Reproduce the entire listing word for word.

━━━

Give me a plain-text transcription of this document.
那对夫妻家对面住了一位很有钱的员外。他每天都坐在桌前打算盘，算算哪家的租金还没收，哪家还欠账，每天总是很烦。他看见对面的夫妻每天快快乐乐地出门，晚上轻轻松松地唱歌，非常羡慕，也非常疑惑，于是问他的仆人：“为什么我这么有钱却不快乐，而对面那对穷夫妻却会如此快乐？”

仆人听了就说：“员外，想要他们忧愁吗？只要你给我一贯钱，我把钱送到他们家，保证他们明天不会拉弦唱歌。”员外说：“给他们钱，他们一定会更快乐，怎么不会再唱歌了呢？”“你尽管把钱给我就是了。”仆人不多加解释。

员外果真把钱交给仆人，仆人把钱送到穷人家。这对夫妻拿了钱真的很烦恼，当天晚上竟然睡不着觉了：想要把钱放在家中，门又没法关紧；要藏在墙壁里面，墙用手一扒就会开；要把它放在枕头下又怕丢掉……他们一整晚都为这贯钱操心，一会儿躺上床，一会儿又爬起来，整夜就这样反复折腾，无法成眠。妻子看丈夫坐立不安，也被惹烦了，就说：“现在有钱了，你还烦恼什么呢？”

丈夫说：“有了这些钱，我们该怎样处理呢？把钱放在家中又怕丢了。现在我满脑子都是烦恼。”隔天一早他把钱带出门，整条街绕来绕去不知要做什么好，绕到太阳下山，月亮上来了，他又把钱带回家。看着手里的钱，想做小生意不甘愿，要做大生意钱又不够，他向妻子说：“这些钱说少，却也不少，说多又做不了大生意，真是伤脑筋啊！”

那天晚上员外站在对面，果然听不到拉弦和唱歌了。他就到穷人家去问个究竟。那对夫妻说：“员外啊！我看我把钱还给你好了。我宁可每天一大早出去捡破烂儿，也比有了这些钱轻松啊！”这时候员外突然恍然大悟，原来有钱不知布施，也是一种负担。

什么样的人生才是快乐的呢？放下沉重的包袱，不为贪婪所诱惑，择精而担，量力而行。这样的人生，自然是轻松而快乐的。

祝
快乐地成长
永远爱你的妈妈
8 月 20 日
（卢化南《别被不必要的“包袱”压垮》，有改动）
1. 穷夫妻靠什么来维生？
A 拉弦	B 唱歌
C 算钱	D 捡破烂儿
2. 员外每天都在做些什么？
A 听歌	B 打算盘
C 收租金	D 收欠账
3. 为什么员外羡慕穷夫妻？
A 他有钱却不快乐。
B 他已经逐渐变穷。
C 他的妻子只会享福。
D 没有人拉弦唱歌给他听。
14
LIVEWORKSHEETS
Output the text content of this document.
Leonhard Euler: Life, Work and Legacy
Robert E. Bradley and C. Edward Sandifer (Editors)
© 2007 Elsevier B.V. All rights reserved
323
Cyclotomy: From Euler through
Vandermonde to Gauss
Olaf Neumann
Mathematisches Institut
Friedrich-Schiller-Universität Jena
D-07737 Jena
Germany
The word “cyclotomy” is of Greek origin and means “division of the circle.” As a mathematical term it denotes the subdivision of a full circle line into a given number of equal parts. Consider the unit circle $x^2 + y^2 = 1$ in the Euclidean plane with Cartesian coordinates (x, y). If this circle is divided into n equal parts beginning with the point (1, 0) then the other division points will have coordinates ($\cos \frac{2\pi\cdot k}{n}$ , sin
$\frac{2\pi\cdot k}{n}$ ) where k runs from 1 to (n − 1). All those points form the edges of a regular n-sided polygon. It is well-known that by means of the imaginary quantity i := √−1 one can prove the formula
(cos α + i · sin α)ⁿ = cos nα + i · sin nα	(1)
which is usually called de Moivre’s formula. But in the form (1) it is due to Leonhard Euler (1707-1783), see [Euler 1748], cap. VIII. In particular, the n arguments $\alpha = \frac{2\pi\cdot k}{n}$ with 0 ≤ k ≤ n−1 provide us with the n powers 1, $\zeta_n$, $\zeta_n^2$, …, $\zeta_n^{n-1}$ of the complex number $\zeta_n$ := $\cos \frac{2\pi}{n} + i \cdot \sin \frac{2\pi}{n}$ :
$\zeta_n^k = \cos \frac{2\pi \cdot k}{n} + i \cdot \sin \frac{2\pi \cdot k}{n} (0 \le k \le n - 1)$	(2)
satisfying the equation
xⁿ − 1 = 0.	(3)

━━━

Problem solution:
Give me a plain-text transcription of this document.
那对夫妻家对面住了一位很有钱的员外。他每天都坐在桌前打算盘，算算哪家的租金还没收，哪家还欠账，每天总是很烦。他看见对面的夫妻每天快快乐乐地出门，晚上轻轻松松地唱歌，非常羡慕，也非常疑惑，于是问他的仆人：“为什么我这么有钱却不快乐，而对面那对穷夫妻却会如此快乐？”

仆人听了就说：“员外，想要他们忧愁吗？只要你给我一贯钱，我把钱送到他们家，保证他们明天不会拉弦唱歌。”员外说：“给他们钱，他们一定会更快乐，怎么不会再唱歌了呢？”“你尽管把钱给我就是了。”仆人不多加解释。

员外果真把钱交给仆人，仆人把钱送到穷人家。这对夫妻拿了钱真的很烦恼，当天晚上竟然睡不着觉了：想要把钱放在家中，门又没法关紧；要藏在墙壁里面，墙用手一扒就会开；要把它放在枕头下又怕丢掉……他们一整晚都为这贯钱操心，一会儿躺上床，一会儿又爬起来，整夜就这样反复折腾，无法成眠。妻子看丈夫坐立不安，也被惹烦了，就说：“现在有钱了，你还烦恼什么呢？”

丈夫说：“有了这些钱，我们该怎样处理呢？把钱放在家中又怕丢了。现在我满脑子都是烦恼。”隔天一早他把钱带出门，整条街绕来绕去不知要做什么好，绕到太阳下山，月亮上来了，他又把钱带回家。看着手里的钱，想做小生意不甘愿，要做大生意钱又不够，他向妻子说：“这些钱说少，却也不少，说多又做不了大生意，真是伤脑筋啊！”

那天晚上员外站在对面，果然听不到拉弦和唱歌了。他就到穷人家去问个究竟。那对夫妻说：“员外啊！我看我把钱还给你好了。我宁可每天一大早出去捡破烂儿，也比有了这些钱轻松啊！”这时候员外突然恍然大悟，原来有钱不知布施，也是一种负担。

什么样的人生才是快乐的呢？放下沉重的包袱，不为贪婪所诱惑，择精而担，量力而行。这样的人生，自然是轻松而快乐的。

祝
快乐地成长
永远爱你的妈妈
8 月 20 日
（卢化南《别被不必要的“包袱”压垮》，有改动）
1. 穷夫妻靠什么来维生？
A 拉弦	B 唱歌
C 算钱	D 捡破烂儿
2. 员外每天都在做些什么？
A 听歌	B 打算盘
C 收租金	D 收欠账
3. 为什么员外羡慕穷夫妻？
A 他有钱却不快乐。
B 他已经逐渐变穷。
C 他的妻子只会享福。
D 没有人拉弦唱歌给他听。
14
LIVEWORKSHEETS
Output the text content of this document.
Leonhard Euler: Life, Work and Legacy
Robert E. Bradley and C. Edward Sandifer (Editors)
© 2007 Elsevier B.V. All rights reserved
323
Cyclotomy: From Euler through
Vandermonde to Gauss
Olaf Neumann
Mathematisches Institut
Friedrich-Schiller-Universität Jena
D-07737 Jena
Germany
The word “cyclotomy” is of Greek origin and means “division of the circle.” As a mathematical term it denotes the subdivision of a full circle line into a given number of equal parts. Consider the unit circle $x^2 + y^2 = 1$ in the Euclidean plane with Cartesian coordinates (x, y). If this circle is divided into n equal parts beginning with the point (1, 0) then the other division points will have coordinates ($\cos \frac{2\pi\cdot k}{n}$ , sin
$\frac{2\pi\cdot k}{n}$ ) where k runs from 1 to (n − 1). All those points form the edges of a regular n-sided polygon. It is well-known that by means of the imaginary quantity i := √−1 one can prove the formula
(cos α + i · sin α)ⁿ = cos nα + i · sin nα	(1)
which is usually called de Moivre’s formula. But in the form (1) it is due to Leonhard Euler (1707-1783), see [Euler 1748], cap. VIII. In particular, the n arguments $\alpha = \frac{2\pi\cdot k}{n}$ with 0 ≤ k ≤ n−1 provide us with the n powers 1, $\zeta_n$, $\zeta_n^2$, …, $\zeta_n^{n-1}$ of the complex number $\zeta_n$ := $\cos \frac{2\pi}{n} + i \cdot \sin \frac{2\pi}{n}$ :
$\zeta_n^k = \cos \frac{2\pi \cdot k}{n} + i \cdot \sin \frac{2\pi \cdot k}{n} (0 \le k \le n - 1)$	(2)
satisfying the equation
xⁿ − 1 = 0.	(3)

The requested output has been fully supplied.